* begin *
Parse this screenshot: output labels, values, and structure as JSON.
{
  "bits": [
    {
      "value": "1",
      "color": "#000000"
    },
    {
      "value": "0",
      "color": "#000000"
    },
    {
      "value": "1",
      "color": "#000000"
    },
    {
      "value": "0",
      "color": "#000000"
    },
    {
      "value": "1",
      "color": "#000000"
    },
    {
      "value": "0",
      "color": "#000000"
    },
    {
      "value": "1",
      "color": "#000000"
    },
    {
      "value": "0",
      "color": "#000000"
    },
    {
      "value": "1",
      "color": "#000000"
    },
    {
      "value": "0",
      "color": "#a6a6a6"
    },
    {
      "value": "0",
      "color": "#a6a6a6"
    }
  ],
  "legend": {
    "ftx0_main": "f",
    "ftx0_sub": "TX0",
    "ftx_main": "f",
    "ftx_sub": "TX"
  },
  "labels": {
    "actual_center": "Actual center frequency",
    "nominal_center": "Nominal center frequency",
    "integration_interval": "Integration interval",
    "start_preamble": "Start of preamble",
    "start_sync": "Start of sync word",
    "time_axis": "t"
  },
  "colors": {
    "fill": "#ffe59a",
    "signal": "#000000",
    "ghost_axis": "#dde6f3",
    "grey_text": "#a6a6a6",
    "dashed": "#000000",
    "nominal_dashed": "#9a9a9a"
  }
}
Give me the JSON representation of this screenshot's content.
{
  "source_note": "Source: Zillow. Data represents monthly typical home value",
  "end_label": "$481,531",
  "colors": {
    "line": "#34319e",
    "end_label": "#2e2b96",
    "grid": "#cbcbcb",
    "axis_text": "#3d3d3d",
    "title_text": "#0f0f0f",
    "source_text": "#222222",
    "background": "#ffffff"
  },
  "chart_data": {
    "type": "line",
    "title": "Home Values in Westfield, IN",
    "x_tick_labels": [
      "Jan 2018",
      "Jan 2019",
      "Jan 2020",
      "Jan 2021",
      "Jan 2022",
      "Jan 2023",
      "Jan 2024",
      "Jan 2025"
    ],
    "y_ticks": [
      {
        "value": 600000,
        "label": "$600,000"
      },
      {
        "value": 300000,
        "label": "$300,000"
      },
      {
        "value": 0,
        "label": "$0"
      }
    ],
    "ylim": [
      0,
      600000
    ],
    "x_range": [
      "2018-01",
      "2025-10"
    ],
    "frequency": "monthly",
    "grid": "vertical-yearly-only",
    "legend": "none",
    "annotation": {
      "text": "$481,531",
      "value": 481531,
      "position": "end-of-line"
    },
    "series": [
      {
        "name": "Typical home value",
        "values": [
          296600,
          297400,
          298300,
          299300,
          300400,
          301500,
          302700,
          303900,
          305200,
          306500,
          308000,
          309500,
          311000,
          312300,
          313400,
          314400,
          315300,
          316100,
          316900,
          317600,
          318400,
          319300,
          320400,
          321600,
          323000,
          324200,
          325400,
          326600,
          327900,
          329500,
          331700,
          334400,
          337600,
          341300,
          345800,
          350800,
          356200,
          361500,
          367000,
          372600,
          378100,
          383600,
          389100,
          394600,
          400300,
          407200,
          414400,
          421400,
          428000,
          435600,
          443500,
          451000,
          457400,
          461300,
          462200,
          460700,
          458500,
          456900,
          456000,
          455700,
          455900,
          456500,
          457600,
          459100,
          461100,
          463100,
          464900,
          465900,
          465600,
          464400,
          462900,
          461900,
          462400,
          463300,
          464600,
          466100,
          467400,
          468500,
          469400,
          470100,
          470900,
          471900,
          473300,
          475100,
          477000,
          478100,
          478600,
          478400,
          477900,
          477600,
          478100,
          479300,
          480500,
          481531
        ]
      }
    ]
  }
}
* end *
GOAL OF THE EXERCISE - Scan the material above. Return every line containing the string "monthly".

OUTPUT OF THE EXERCISE -
  "source_note": "Source: Zillow. Data represents monthly typical home value",
    "frequency": "monthly",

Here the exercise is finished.